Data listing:
• • • • •

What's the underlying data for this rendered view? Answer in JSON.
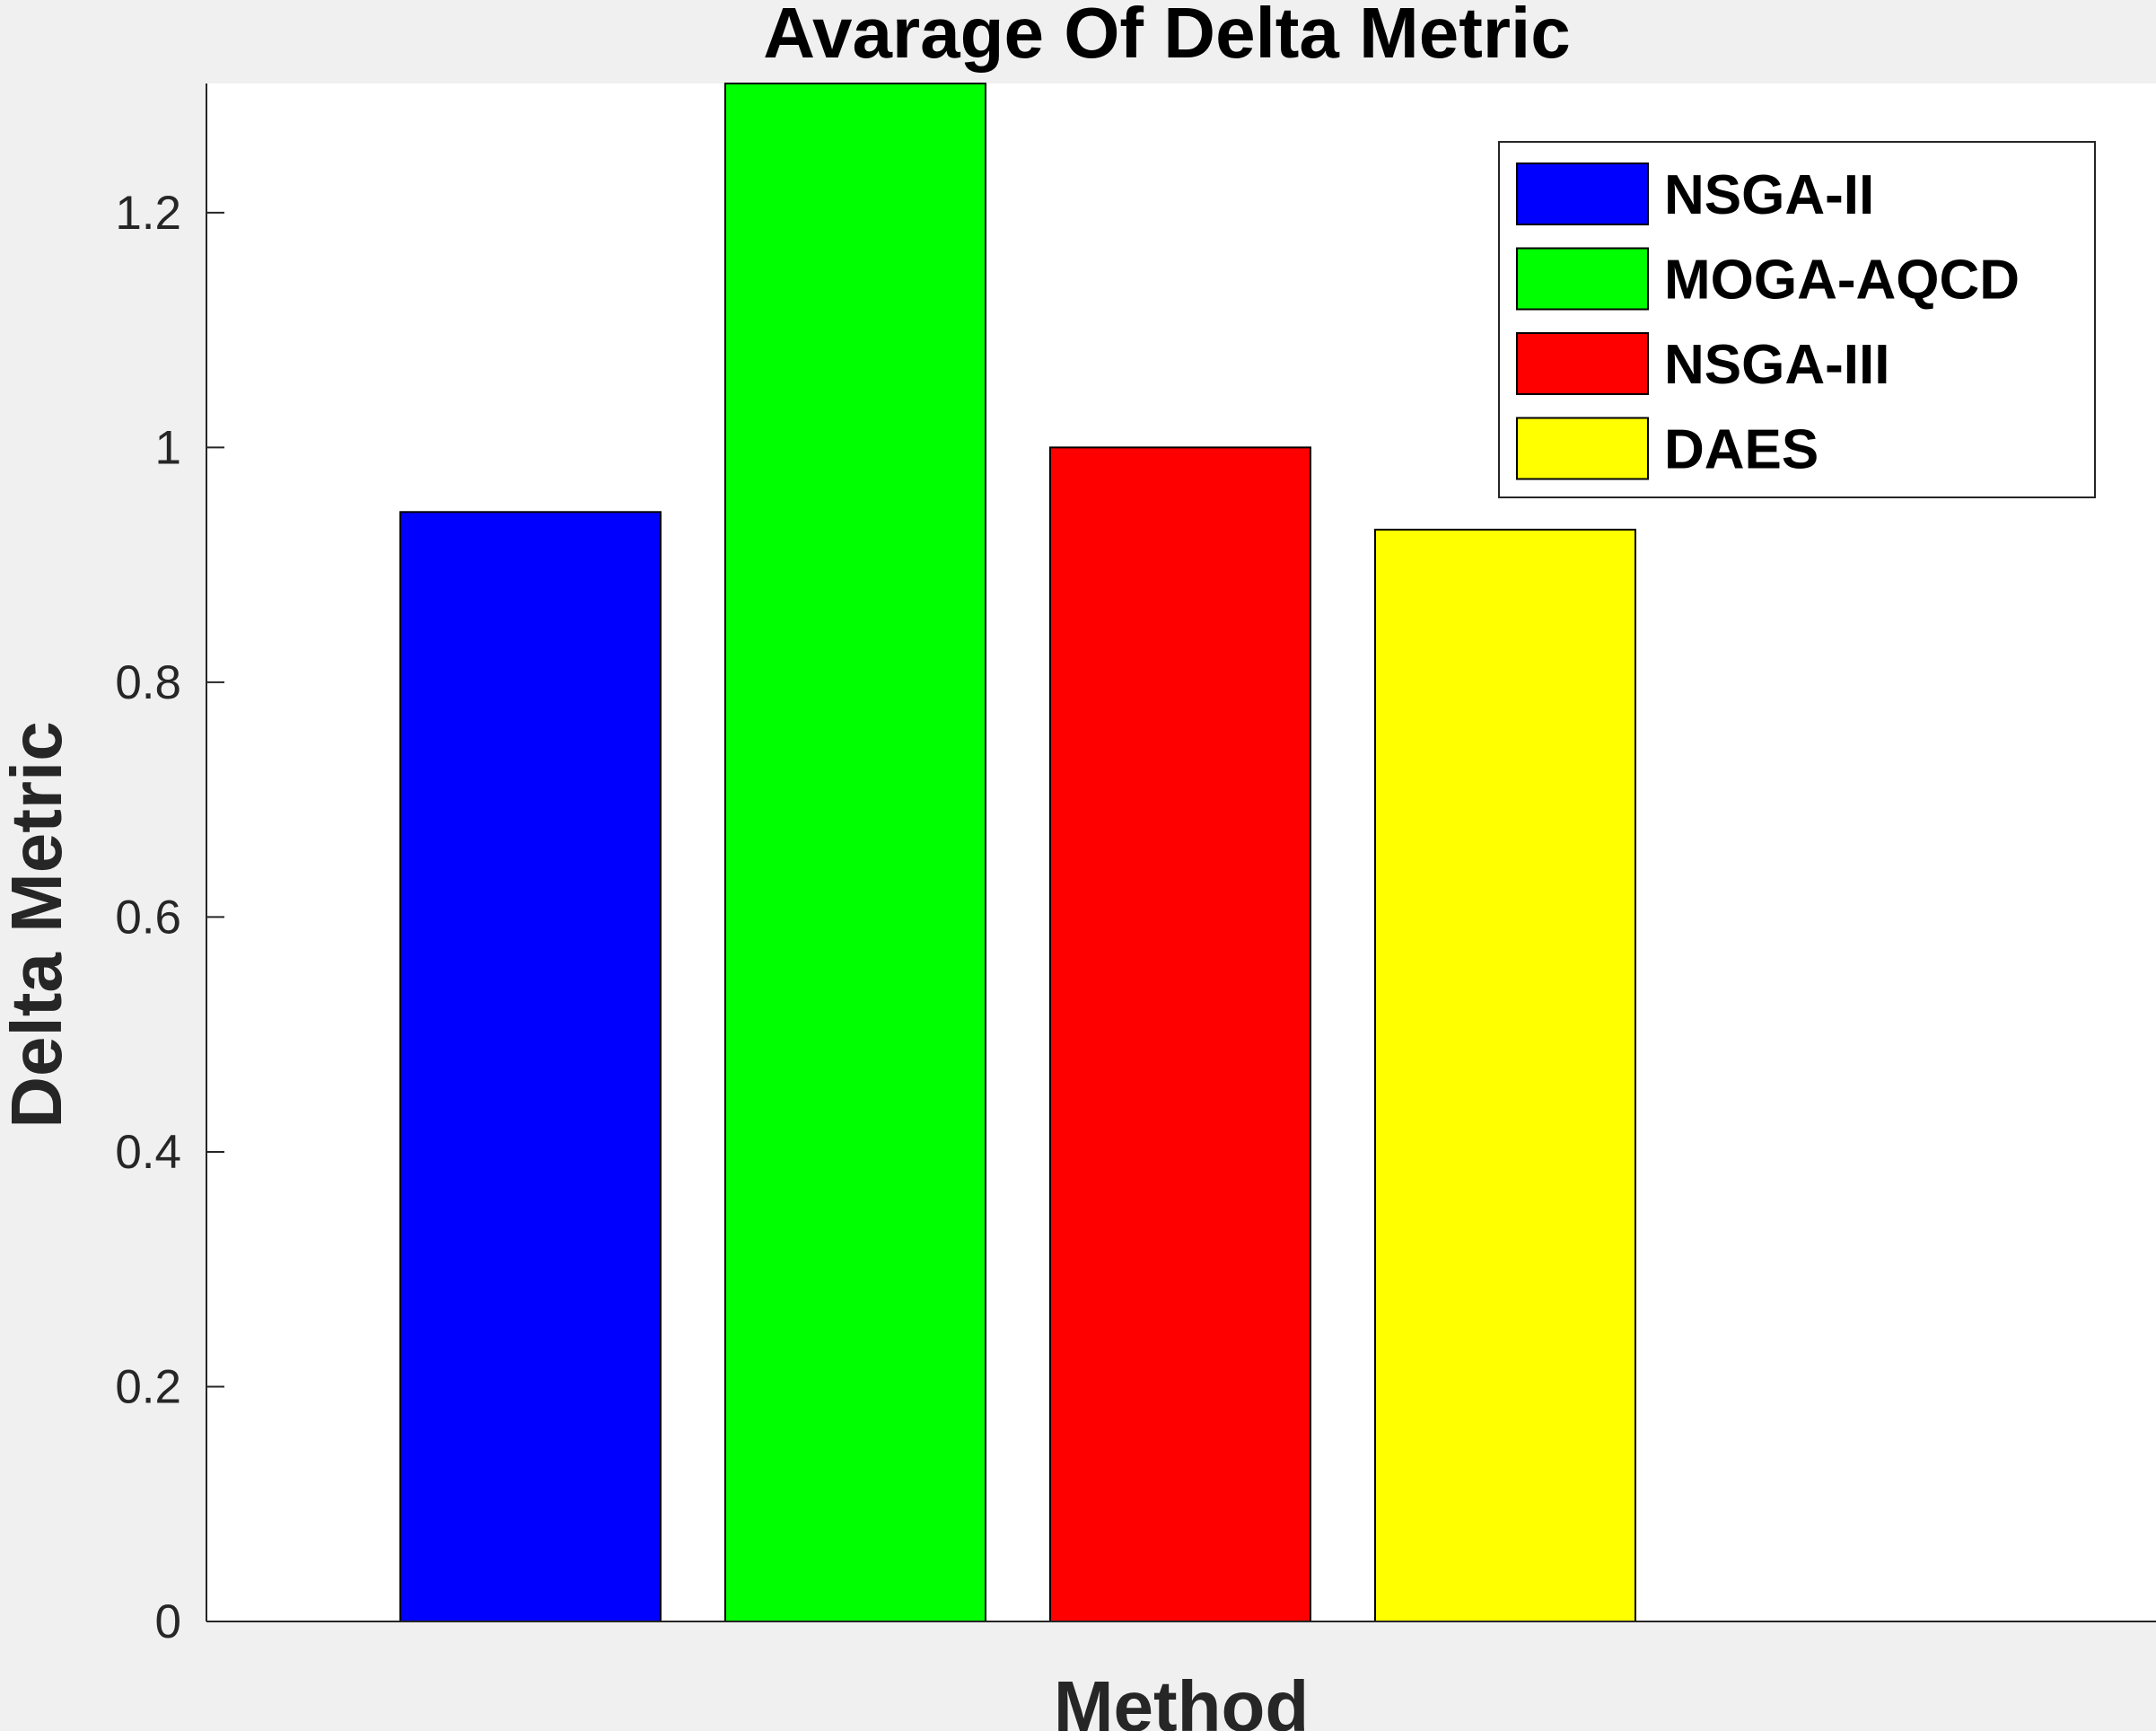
{
  "chart_data": {
    "type": "bar",
    "title": "Avarage Of Delta Metric",
    "xlabel": "Method",
    "ylabel": "Delta Metric",
    "ylim": [
      0,
      1.31
    ],
    "yticks": [
      0,
      0.2,
      0.4,
      0.6,
      0.8,
      1,
      1.2
    ],
    "ytick_labels": [
      "0",
      "0.2",
      "0.4",
      "0.6",
      "0.8",
      "1",
      "1.2"
    ],
    "grid": false,
    "legend_position": "top-right",
    "series": [
      {
        "name": "NSGA-II",
        "value": 0.945,
        "color": "#0000ff"
      },
      {
        "name": "MOGA-AQCD",
        "value": 1.31,
        "color": "#00ff00"
      },
      {
        "name": "NSGA-III",
        "value": 1.0,
        "color": "#ff0000"
      },
      {
        "name": "DAES",
        "value": 0.93,
        "color": "#ffff00"
      }
    ]
  }
}
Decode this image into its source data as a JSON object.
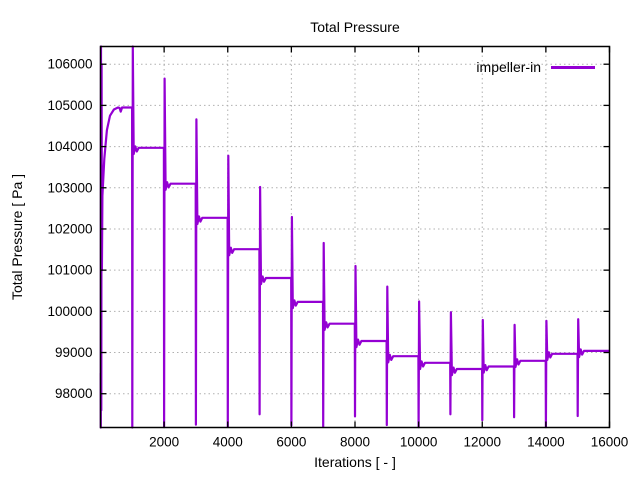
{
  "window": {
    "background": "#ffffff"
  },
  "chart_data": {
    "type": "line",
    "title": "Total Pressure",
    "xlabel": "Iterations [ - ]",
    "ylabel": "Total Pressure [ Pa ]",
    "grid": true,
    "legend": {
      "position": "top-right",
      "entries": [
        {
          "label": "impeller-in",
          "color": "#9400d3"
        }
      ]
    },
    "axes": {
      "xlim": [
        0,
        16000
      ],
      "ylim": [
        97180,
        106430
      ],
      "x_ticks": [
        2000,
        4000,
        6000,
        8000,
        10000,
        12000,
        14000,
        16000
      ],
      "y_ticks": [
        98000,
        99000,
        100000,
        101000,
        102000,
        103000,
        104000,
        105000,
        106000
      ],
      "border_color": "#000000",
      "grid_color": "#b0b0b0"
    },
    "series": [
      {
        "name": "impeller-in",
        "color": "#9400d3",
        "line_width": 2.2,
        "description": "Convergence history: one plateau per 1000-iteration block, sharp down/up spike at every block boundary",
        "block_size": 1000,
        "plateaus": [
          104950,
          103970,
          103100,
          102270,
          101510,
          100810,
          100230,
          99700,
          99280,
          98910,
          98750,
          98600,
          98660,
          98800,
          98970,
          99040
        ],
        "spikes": [
          {
            "x": 1000,
            "peak": 106430,
            "trough": 97180
          },
          {
            "x": 2000,
            "peak": 105650,
            "trough": 97190
          },
          {
            "x": 3000,
            "peak": 104660,
            "trough": 97250
          },
          {
            "x": 4000,
            "peak": 103780,
            "trough": 97200
          },
          {
            "x": 5000,
            "peak": 103020,
            "trough": 97500
          },
          {
            "x": 6000,
            "peak": 102290,
            "trough": 97230
          },
          {
            "x": 7000,
            "peak": 101660,
            "trough": 97200
          },
          {
            "x": 8000,
            "peak": 101100,
            "trough": 97450
          },
          {
            "x": 9000,
            "peak": 100600,
            "trough": 97240
          },
          {
            "x": 10000,
            "peak": 100240,
            "trough": 97190
          },
          {
            "x": 11000,
            "peak": 99980,
            "trough": 97500
          },
          {
            "x": 12000,
            "peak": 99790,
            "trough": 97360
          },
          {
            "x": 13000,
            "peak": 99670,
            "trough": 97430
          },
          {
            "x": 14000,
            "peak": 99770,
            "trough": 97190
          },
          {
            "x": 15000,
            "peak": 99810,
            "trough": 97460
          }
        ],
        "initial_transient": [
          [
            5,
            98500
          ],
          [
            9,
            97180
          ],
          [
            16,
            106430
          ],
          [
            26,
            97600
          ],
          [
            34,
            106000
          ],
          [
            44,
            101000
          ],
          [
            60,
            102800
          ],
          [
            120,
            103700
          ],
          [
            200,
            104400
          ],
          [
            300,
            104750
          ],
          [
            420,
            104900
          ],
          [
            550,
            104950
          ],
          [
            600,
            104940
          ],
          [
            635,
            104850
          ],
          [
            680,
            104950
          ]
        ]
      }
    ]
  }
}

• • • • •

Search the listing for the word "Delta". Copy every line in which it occurs.

    "title": "Avarage Of Delta Metric",
    "ylabel": "Delta Metric",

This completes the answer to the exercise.